### EXERCISE MATERIAL
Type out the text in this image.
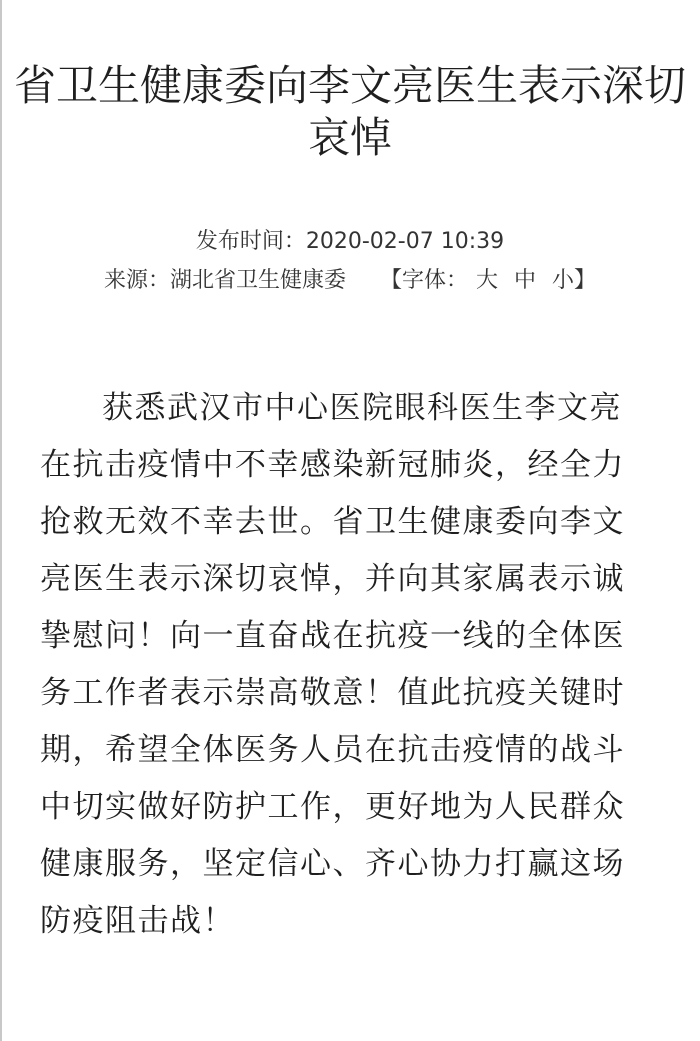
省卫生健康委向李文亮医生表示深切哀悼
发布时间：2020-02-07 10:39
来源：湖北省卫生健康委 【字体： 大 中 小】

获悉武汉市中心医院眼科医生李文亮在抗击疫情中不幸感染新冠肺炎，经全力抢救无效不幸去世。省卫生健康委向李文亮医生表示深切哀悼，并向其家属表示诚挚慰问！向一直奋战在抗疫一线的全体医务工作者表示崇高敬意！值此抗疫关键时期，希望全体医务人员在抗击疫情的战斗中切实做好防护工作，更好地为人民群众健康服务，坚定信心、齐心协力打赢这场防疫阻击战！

### WHAT YOU HAVE TO DO
Make an exact reproduction of the listing above, without any pictures.

### RESPONSE
Type out the text in this image.
省卫生健康委向李文亮医生表示深切哀悼
发布时间：2020-02-07 10:39
来源：湖北省卫生健康委 【字体： 大 中 小】

获悉武汉市中心医院眼科医生李文亮在抗击疫情中不幸感染新冠肺炎，经全力抢救无效不幸去世。省卫生健康委向李文亮医生表示深切哀悼，并向其家属表示诚挚慰问！向一直奋战在抗疫一线的全体医务工作者表示崇高敬意！值此抗疫关键时期，希望全体医务人员在抗击疫情的战斗中切实做好防护工作，更好地为人民群众健康服务，坚定信心、齐心协力打赢这场防疫阻击战！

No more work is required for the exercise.